### What the task requires
Which lines hold the word "comparison"? Copy each of them from the material.

(Structured figure records)
══════
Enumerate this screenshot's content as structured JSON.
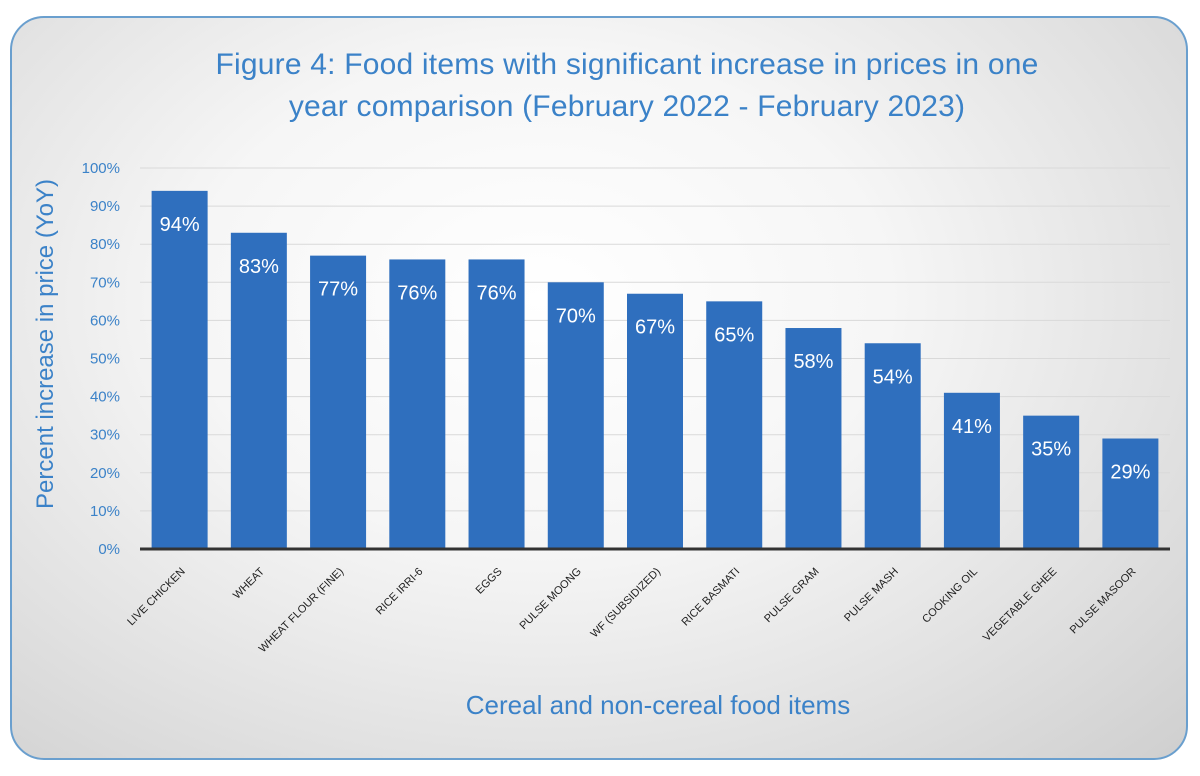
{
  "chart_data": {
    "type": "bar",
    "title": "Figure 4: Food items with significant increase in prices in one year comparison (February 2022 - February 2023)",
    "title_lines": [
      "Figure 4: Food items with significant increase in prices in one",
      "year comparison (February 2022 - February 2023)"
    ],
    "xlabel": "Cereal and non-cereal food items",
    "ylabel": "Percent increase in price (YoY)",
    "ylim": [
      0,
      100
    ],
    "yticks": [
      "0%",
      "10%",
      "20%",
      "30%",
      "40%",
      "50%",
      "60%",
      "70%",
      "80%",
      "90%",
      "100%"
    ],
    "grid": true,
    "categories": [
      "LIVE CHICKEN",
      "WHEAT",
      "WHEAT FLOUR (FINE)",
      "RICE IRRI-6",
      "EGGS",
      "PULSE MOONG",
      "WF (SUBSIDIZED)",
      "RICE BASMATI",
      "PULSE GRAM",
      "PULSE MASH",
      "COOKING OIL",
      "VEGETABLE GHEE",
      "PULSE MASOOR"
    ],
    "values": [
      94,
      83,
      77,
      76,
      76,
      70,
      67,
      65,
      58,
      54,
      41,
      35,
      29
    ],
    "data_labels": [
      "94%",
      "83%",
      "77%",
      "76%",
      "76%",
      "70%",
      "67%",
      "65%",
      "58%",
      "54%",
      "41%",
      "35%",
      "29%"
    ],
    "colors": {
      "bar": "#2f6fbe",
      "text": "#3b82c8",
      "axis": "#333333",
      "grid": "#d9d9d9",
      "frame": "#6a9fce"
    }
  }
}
══════
### Full output
    "title": "Figure 4: Food items with significant increase in prices in one year comparison (February 2022 - February 2023)",
      "year comparison (February 2022 - February 2023)"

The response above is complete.